> [Task requirements]
1. Transcribe the passage on census data editing and weighting, starting with "1. Base weight" and going on through "BW = 3.3333.".
2. In the passage on census data editing and weighting, which values did the range check for year of birth accept?
3. Supply the next part of the passage on census data editing and weighting, continuing from its final sentence.

> [Article]
Note that the variable to be imputed can be missing either because the respondent did not give a value, or because the edit process determined that the reported value was unreasonable and it was deleted.

The edits included "range checks" and "consistency edits", to correct implausible values or combination of values for specific housing units or people. For example, the range check for year of birth only accepted values between 1880 and 1996.

Consistency edits range from simple rules to complex algorithms. The consistency edit for fertility ("how many babies has this person ever had") deletes responses from anyone identified as Male or under age 15. In setting a cutoff like this, a decision must be made based on the data about which categories have more "false positives" than "true positives." The consistency edit for housing value involves a joint examination of value, property taxes, and other variables. When the combination of variables is improbable for a particular area, several variables may be modified to give a plausible combination with values as close as possible to the original.

The justification for the edits (and imputation) is partly statistical -- that well-chosen edits can reduce the mean squared error of the estimates by eliminating some response errors. It is also partly for the convenience of users of public use microdata, as well as cross-tabulated summary data, whose analyses would be complicated by having to deal with impossible or implausible combinations of variables. In some cases, the goals can conflict and there is debate over what edits are appropriate. For example, the 1990 census long form edits did not allow situations where the survey estimated that a tract had fewer than 50 units (but more than zero) in structures with more than 50 units. The response was changed to say that these units were actually in structures of fewer than 50 units. This edit was not used for the 1996 ACS, on the grounds that the inconsistency can arise due to sampling error as well as mis-reporting. Applying the edit when sampling error is the cause can result in a downward bias in these estimates. A question for data users is whether the occasional impossible estimate is acceptable as the price for avoiding what is probably a slight statistical bias.

FACTORS USED IN THE WEIGHTING

1. Base weight (BW). This is the inverse of the probability that the address was selected for sample for this year. In areas with a 15 percent annual sample in 1996, BW = 1/.15 = 6.6667. In small governmental units with a 30 percent sample, BW = 3.3333.

In selecting the sample for the 1996 test, we deliberately avoided selecting addresses in sample for other household surveys conducted by the Census Bureau. We applied weights to adjust for the omission of these units from the frame, but these weights were so close to 1.00 that they will be ignored in the discussion hereafter.

2. CAPI Subsampling Factor (SSF). This is equal to 3 for units selected for CAPI follow-up, zero for those not selected, and equal to 1 for units interviewed by mail or telephone. This is applied to all interviews and noninterviews that have been selected for CAPI follow-up.

> [Stored items from a collection]
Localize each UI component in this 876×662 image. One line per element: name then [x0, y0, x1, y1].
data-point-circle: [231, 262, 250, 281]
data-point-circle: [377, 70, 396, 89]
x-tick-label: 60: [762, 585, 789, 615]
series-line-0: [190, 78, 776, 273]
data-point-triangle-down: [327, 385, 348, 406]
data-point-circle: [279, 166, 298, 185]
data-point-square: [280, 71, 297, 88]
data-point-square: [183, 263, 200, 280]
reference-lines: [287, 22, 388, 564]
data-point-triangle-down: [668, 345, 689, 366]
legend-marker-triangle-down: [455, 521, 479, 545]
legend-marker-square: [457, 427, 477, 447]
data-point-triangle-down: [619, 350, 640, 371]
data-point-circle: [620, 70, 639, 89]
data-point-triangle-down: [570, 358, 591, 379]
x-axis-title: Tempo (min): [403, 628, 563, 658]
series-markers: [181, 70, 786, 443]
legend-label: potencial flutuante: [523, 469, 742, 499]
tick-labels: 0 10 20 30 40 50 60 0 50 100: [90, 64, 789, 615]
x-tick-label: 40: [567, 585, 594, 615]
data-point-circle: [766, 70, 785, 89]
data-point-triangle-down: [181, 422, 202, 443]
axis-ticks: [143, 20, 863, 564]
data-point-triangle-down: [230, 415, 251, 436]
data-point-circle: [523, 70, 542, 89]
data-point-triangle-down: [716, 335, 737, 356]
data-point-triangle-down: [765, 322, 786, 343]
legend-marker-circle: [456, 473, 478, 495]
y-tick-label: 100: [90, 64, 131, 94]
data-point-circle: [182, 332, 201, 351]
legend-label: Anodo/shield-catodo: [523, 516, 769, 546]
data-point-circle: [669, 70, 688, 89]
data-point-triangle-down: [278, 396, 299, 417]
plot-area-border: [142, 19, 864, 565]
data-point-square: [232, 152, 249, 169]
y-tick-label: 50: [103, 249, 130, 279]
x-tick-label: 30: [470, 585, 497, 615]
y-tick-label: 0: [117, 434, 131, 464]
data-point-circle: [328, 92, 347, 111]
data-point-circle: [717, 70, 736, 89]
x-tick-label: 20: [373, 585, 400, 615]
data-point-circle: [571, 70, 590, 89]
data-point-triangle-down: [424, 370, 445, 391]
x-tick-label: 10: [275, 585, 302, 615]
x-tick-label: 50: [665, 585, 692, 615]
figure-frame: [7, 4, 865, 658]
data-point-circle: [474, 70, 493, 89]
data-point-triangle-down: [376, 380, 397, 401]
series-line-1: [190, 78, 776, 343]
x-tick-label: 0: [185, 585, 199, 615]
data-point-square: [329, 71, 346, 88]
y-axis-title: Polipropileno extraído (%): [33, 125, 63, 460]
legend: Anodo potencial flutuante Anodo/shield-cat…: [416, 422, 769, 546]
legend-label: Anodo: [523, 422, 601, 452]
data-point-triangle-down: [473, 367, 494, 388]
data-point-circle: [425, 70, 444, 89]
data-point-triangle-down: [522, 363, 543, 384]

> [Written responses]
1.
1. Base weight (BW). This is the inverse of the probability that the address was selected for sample for this year. In areas with a 15 percent annual sample in 1996, BW = 1/.15 = 6.6667. In small governmental units with a 30 percent sample, BW = 3.3333.

2. Values between 1880 and 1996.

3.
3. Variations in Monthly Sample Factor (VMS). Our goal is to have a fairly even distribution of different response modes (mail, CATI, CAPI) by month of interview. However, we anticipate that monthly variations in the mail return rates will cause some variations in the number of interviews completed each month. For areas where the population size or characteristics are seasonal, this variation will cause certain months to be over- represented in the annual average and others to be under-represented. To correct for this, the total weight of units whose data are collected by CATI or CAPI in a given month is adjusted to equal the total weight (using BW) of units selected for sample for that month, minus the total weight of mail responses received during that month.

To illustrate, Table 2 gives the information used in computing the VMS factor for June interviews in Rockland County.

The total weight of units completed in June is 4099 + 874 + 2449 = 7422, which is less than the total weight of units mailed out in June. The problem is that Rockland has a relatively low mail response rate for June, while April had the highest rate for the year resulting in relatively few CAPI cases carried forward into June.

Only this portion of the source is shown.